PROVIDED DATA ▸
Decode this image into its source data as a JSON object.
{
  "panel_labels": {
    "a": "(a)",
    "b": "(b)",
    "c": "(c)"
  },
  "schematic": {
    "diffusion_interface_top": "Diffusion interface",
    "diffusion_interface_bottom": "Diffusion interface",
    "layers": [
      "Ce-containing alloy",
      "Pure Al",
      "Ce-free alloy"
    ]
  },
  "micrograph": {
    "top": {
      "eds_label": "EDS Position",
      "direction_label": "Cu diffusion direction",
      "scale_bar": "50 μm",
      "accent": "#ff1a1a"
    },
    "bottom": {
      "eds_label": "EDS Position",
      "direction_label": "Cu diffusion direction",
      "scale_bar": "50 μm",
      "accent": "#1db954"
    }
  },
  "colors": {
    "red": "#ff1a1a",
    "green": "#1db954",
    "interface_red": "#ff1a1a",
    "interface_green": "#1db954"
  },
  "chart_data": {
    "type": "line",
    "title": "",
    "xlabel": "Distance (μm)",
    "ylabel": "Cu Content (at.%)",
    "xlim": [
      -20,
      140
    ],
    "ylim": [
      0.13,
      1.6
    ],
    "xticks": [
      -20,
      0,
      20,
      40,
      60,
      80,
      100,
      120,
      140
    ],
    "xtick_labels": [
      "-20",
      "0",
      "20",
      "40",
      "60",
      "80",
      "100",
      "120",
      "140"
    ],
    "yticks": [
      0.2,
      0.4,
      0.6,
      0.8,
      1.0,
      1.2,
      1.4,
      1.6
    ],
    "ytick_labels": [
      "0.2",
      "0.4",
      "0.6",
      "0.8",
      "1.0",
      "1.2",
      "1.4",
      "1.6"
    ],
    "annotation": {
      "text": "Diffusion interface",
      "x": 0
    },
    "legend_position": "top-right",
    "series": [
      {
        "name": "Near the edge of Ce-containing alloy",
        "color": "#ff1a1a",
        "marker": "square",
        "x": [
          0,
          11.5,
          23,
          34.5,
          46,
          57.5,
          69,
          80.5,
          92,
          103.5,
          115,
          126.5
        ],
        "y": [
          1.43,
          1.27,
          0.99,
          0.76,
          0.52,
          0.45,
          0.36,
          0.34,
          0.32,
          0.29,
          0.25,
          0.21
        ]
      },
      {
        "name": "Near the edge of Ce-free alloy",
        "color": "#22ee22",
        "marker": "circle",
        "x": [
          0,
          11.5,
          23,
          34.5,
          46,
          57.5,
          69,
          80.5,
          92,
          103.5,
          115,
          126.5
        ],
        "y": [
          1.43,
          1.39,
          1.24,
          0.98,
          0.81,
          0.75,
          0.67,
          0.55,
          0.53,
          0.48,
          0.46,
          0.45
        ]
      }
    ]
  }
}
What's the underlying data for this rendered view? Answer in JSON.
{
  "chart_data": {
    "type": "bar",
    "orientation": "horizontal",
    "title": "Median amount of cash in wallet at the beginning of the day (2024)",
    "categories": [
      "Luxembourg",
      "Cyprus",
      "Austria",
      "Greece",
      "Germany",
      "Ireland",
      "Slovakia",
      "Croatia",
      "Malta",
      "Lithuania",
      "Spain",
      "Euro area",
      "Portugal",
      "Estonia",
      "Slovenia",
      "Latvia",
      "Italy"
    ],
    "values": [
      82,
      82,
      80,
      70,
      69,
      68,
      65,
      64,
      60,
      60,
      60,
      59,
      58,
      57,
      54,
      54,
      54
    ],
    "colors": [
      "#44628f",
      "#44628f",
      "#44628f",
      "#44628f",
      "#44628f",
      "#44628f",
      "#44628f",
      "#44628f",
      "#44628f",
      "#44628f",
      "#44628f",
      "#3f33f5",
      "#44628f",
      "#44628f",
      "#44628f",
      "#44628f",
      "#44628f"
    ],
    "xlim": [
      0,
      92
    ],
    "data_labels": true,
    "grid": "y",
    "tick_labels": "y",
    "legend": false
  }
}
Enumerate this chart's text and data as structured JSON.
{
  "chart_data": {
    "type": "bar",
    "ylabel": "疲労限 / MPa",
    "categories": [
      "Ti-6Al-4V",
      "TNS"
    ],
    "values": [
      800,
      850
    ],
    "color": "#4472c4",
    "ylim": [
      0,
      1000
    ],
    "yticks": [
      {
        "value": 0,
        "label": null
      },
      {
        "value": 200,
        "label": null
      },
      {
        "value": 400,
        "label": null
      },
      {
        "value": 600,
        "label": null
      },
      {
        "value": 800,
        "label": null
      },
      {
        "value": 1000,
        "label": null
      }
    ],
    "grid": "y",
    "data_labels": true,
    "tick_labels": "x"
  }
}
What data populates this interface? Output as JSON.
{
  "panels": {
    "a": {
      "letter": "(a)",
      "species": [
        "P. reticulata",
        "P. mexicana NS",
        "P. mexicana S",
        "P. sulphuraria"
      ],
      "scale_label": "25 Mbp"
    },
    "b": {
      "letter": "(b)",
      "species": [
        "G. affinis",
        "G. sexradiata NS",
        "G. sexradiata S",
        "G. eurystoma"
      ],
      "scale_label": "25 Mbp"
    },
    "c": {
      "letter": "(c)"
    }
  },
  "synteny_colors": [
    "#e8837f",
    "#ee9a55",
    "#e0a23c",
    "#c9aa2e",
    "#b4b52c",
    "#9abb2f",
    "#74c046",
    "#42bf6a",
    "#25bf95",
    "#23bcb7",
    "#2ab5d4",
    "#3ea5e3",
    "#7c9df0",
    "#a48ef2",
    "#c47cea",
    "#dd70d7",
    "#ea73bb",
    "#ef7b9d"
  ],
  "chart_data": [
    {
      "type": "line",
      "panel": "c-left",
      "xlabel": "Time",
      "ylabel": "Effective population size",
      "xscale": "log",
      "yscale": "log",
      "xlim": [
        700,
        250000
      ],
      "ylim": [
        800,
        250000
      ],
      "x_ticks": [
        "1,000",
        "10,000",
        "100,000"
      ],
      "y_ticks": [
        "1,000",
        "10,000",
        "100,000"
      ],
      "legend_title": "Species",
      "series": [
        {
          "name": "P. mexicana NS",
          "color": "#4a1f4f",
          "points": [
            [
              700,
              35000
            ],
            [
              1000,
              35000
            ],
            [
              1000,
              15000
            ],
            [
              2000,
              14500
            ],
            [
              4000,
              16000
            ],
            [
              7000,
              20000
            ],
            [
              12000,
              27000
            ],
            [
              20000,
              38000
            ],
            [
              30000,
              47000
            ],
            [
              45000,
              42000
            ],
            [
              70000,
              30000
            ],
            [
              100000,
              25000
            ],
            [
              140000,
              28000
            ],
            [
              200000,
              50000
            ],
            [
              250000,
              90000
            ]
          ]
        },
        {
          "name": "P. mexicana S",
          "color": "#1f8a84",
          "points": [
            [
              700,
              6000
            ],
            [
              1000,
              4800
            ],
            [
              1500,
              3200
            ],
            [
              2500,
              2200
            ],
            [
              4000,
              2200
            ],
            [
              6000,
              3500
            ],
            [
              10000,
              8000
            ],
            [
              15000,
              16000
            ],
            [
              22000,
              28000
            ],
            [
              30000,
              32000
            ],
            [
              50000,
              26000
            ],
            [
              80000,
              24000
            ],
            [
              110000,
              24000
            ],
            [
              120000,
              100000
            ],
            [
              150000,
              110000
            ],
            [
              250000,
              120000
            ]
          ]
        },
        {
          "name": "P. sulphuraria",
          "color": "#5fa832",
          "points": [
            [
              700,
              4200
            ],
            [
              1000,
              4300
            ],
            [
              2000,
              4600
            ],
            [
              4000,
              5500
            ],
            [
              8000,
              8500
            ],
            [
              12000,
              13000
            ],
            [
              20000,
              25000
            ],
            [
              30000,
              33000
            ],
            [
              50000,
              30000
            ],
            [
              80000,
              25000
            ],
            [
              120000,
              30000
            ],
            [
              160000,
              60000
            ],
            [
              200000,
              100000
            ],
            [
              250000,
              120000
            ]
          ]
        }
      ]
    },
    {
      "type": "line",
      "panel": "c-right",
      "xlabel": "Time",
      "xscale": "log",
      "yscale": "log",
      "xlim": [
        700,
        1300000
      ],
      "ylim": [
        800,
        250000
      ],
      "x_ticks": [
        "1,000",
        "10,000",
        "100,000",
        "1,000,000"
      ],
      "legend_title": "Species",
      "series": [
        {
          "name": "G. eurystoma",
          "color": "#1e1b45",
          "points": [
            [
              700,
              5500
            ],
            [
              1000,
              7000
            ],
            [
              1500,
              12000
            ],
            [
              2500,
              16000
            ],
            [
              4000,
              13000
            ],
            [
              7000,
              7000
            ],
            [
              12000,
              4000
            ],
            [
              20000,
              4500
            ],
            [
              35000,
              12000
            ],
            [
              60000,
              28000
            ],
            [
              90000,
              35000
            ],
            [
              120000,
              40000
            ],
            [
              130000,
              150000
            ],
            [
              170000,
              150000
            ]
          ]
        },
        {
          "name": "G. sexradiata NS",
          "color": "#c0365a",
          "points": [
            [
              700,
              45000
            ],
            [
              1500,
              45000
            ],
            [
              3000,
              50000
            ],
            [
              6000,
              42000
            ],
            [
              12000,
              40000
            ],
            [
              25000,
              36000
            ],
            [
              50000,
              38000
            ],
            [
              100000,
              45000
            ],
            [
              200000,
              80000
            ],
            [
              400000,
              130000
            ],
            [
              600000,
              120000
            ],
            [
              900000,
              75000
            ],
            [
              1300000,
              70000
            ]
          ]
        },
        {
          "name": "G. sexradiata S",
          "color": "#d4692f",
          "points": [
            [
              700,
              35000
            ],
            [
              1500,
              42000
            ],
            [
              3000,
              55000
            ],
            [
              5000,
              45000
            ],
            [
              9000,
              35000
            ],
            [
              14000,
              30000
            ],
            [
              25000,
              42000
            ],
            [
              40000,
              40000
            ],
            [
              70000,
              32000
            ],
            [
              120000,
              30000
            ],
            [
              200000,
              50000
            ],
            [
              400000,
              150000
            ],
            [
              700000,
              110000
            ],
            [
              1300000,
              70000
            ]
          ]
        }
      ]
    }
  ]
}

WHAT YOU WILL DO ▸ Return from the data every line that holds "free".

WRITTEN SOLUTION ▸
      "Ce-free alloy"
        "name": "Near the edge of Ce-free alloy",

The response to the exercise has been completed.